Reading the listing below, count the lines that contain the word "color" and give that count alone.
[begin DATASET RECORDS]
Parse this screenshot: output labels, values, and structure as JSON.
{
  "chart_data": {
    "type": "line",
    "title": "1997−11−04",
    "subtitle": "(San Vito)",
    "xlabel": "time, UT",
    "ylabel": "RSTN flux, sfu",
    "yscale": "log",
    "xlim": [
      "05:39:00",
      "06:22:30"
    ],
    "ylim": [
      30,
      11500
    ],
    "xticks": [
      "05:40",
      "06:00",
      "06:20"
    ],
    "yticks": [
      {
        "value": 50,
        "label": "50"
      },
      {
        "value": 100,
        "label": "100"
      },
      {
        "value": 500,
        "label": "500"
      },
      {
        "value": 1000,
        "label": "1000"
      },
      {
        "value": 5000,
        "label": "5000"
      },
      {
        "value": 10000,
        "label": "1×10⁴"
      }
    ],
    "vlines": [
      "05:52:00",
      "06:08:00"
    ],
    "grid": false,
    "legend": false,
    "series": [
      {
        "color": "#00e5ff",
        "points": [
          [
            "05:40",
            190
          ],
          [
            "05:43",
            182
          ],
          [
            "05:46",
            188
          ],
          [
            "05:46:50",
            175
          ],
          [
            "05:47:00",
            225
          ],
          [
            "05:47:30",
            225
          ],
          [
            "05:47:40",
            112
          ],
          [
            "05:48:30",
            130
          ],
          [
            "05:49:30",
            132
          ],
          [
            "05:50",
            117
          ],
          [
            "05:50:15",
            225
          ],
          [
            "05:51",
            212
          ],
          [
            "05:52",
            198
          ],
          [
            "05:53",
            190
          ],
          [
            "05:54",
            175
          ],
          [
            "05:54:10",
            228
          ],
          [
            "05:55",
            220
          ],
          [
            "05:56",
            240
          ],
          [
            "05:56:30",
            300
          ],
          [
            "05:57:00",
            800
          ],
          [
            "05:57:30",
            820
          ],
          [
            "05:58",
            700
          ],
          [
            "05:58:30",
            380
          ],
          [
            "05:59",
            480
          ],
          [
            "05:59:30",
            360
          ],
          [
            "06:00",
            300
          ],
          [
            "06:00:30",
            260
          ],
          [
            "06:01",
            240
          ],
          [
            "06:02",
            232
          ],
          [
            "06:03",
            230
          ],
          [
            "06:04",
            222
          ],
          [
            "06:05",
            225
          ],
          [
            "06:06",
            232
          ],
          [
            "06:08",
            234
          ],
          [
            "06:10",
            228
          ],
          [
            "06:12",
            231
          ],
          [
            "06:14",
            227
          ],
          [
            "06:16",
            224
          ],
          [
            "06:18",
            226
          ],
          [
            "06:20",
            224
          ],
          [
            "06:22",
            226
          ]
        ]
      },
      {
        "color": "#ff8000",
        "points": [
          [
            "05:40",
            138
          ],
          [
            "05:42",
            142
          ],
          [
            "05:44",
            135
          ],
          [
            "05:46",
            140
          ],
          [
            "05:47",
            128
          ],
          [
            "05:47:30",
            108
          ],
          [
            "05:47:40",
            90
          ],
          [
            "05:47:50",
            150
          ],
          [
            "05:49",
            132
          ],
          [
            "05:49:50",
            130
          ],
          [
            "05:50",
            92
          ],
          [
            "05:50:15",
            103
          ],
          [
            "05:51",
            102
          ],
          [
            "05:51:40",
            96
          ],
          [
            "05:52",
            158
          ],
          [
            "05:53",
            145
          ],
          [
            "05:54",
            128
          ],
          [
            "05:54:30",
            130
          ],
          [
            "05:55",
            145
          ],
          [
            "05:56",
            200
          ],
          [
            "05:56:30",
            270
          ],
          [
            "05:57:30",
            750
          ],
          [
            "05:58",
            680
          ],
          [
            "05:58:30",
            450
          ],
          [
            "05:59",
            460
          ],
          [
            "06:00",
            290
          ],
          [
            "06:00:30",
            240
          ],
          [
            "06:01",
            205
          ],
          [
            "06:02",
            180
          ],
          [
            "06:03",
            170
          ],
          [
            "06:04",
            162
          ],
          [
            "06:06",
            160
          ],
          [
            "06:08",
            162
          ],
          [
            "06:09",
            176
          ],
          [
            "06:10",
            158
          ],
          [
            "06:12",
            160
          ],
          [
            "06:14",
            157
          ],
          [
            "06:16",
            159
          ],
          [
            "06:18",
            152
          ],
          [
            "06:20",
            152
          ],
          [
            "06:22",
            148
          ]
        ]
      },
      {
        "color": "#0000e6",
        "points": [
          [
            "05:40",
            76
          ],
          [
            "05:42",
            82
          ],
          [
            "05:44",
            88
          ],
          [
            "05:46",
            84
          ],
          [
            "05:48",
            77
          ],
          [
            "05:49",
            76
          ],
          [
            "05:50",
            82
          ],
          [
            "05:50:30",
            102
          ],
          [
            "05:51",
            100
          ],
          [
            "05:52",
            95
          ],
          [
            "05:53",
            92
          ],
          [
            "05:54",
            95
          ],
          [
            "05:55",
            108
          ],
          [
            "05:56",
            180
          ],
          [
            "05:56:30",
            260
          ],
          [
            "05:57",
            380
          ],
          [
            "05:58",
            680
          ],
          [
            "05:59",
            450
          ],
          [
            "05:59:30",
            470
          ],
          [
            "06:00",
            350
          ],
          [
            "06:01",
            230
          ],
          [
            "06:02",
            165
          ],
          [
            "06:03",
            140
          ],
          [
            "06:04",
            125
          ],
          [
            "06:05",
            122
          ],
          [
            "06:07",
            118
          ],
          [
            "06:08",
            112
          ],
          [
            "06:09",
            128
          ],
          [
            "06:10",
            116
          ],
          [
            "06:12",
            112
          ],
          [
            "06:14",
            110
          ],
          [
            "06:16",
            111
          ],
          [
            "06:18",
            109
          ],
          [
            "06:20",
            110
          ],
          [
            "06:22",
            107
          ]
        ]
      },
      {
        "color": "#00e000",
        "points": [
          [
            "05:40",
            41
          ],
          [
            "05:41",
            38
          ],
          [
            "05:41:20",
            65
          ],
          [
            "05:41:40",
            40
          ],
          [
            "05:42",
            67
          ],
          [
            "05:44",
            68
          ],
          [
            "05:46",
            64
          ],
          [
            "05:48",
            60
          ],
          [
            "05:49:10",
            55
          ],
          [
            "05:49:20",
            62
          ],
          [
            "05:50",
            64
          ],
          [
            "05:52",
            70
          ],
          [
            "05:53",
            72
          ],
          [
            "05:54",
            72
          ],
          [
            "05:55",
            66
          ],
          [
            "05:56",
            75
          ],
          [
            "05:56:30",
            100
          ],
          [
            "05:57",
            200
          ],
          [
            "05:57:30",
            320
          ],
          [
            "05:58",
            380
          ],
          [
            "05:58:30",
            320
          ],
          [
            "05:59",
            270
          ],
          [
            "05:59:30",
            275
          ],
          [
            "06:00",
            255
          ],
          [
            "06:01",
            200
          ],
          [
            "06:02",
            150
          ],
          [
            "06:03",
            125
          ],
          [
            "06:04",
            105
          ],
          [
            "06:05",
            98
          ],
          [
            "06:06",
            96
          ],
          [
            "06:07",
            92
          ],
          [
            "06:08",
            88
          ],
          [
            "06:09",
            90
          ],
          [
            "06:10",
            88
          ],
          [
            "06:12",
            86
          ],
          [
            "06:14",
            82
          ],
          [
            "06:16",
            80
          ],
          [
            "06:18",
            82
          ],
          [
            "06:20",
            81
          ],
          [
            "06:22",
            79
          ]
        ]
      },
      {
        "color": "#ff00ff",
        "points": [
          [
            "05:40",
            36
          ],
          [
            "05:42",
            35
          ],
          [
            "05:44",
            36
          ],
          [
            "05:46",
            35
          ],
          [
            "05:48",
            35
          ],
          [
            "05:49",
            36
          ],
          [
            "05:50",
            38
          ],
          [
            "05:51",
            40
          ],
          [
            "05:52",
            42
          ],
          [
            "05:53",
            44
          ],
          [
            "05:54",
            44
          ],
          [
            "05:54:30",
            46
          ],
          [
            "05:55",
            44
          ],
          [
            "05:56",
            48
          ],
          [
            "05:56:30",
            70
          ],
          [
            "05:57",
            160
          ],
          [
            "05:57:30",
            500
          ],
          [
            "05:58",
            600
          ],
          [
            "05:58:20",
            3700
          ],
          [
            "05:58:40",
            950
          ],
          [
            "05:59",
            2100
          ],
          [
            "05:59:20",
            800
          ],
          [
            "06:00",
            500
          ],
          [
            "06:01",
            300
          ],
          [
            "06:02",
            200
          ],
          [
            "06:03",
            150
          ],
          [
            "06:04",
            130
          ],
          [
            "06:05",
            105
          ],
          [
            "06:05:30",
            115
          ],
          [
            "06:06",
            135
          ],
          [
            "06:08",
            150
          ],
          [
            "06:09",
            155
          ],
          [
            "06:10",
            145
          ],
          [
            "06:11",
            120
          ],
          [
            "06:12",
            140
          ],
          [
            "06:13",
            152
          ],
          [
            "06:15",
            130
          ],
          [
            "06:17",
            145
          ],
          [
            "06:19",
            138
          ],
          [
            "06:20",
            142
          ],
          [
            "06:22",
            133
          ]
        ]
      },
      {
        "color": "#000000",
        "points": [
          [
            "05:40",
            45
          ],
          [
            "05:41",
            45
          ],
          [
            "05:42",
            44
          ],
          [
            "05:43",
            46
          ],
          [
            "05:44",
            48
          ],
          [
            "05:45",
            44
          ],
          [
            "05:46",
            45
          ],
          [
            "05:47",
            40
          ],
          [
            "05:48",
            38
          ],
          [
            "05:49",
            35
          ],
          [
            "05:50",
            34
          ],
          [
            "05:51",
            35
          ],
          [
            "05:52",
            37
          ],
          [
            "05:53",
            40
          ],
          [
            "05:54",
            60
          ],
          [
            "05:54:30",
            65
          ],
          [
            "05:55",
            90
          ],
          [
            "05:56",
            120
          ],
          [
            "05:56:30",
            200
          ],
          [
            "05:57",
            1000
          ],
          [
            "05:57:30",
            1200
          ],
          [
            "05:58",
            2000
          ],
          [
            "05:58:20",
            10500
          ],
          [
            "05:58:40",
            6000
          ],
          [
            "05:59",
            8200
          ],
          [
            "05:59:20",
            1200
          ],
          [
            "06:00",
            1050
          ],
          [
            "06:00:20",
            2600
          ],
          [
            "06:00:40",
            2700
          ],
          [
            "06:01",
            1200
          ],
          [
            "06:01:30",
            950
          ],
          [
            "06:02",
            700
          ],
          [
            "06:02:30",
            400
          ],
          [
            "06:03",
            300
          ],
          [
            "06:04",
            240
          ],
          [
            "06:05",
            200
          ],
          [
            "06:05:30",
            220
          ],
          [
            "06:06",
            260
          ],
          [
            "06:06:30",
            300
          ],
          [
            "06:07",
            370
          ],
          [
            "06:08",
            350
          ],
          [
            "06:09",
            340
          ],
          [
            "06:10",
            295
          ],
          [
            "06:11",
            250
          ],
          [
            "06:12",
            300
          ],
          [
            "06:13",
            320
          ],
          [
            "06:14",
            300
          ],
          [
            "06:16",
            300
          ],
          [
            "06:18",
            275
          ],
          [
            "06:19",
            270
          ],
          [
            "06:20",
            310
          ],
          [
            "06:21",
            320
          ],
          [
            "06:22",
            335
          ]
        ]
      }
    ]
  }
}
[end DATASET RECORDS]
### RESULT OF THE TASK
6